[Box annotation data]
——
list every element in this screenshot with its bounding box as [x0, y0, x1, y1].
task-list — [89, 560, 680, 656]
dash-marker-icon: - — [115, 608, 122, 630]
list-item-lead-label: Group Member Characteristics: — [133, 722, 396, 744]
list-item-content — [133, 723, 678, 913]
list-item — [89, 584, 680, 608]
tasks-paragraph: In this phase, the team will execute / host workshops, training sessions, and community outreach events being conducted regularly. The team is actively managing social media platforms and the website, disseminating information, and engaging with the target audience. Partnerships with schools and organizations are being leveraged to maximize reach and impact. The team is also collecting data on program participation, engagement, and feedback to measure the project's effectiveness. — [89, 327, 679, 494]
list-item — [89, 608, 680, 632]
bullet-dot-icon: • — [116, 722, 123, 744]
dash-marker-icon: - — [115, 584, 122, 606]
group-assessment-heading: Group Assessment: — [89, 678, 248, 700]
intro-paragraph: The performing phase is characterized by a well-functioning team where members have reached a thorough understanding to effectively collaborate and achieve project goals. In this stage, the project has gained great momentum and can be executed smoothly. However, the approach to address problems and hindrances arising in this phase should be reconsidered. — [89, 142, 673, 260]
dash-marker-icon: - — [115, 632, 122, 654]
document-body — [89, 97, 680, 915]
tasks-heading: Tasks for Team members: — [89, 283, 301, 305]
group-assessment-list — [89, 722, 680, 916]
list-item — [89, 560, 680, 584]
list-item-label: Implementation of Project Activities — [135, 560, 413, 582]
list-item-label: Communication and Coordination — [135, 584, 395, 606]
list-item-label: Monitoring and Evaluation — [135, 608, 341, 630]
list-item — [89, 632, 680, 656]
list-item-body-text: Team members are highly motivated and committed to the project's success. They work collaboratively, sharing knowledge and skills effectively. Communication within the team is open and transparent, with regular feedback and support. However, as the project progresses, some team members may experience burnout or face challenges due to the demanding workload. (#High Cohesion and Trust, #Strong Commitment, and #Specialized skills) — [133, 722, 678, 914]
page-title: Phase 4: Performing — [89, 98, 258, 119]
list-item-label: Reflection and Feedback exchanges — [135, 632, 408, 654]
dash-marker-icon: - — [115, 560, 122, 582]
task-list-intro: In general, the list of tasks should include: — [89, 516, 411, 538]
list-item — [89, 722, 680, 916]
——
--- Work required ---
Copy every line of the data above word for word.

--- Completed task ---
list every element in this screenshot with its bounding box as [x0, y0, x1, y1].
task-list — [89, 560, 680, 656]
dash-marker-icon: - — [115, 608, 122, 630]
list-item-lead-label: Group Member Characteristics: — [133, 722, 396, 744]
list-item-content — [133, 723, 678, 913]
list-item — [89, 584, 680, 608]
tasks-paragraph: In this phase, the team will execute / host workshops, training sessions, and community outreach events being conducted regularly. The team is actively managing social media platforms and the website, disseminating information, and engaging with the target audience. Partnerships with schools and organizations are being leveraged to maximize reach and impact. The team is also collecting data on program participation, engagement, and feedback to measure the project's effectiveness. — [89, 327, 679, 494]
list-item — [89, 608, 680, 632]
bullet-dot-icon: • — [116, 722, 123, 744]
dash-marker-icon: - — [115, 584, 122, 606]
group-assessment-heading: Group Assessment: — [89, 678, 248, 700]
intro-paragraph: The performing phase is characterized by a well-functioning team where members have reached a thorough understanding to effectively collaborate and achieve project goals. In this stage, the project has gained great momentum and can be executed smoothly. However, the approach to address problems and hindrances arising in this phase should be reconsidered. — [89, 142, 673, 260]
dash-marker-icon: - — [115, 632, 122, 654]
document-body — [89, 97, 680, 915]
tasks-heading: Tasks for Team members: — [89, 283, 301, 305]
group-assessment-list — [89, 722, 680, 916]
list-item — [89, 560, 680, 584]
list-item-label: Implementation of Project Activities — [135, 560, 413, 582]
list-item-label: Communication and Coordination — [135, 584, 395, 606]
list-item-label: Monitoring and Evaluation — [135, 608, 341, 630]
list-item — [89, 632, 680, 656]
list-item-body-text: Team members are highly motivated and committed to the project's success. They work collaboratively, sharing knowledge and skills effectively. Communication within the team is open and transparent, with regular feedback and support. However, as the project progresses, some team members may experience burnout or face challenges due to the demanding workload. (#High Cohesion and Trust, #Strong Commitment, and #Specialized skills) — [133, 722, 678, 914]
page-title: Phase 4: Performing — [89, 98, 258, 119]
list-item-label: Reflection and Feedback exchanges — [135, 632, 408, 654]
dash-marker-icon: - — [115, 560, 122, 582]
task-list-intro: In general, the list of tasks should include: — [89, 516, 411, 538]
list-item — [89, 722, 680, 916]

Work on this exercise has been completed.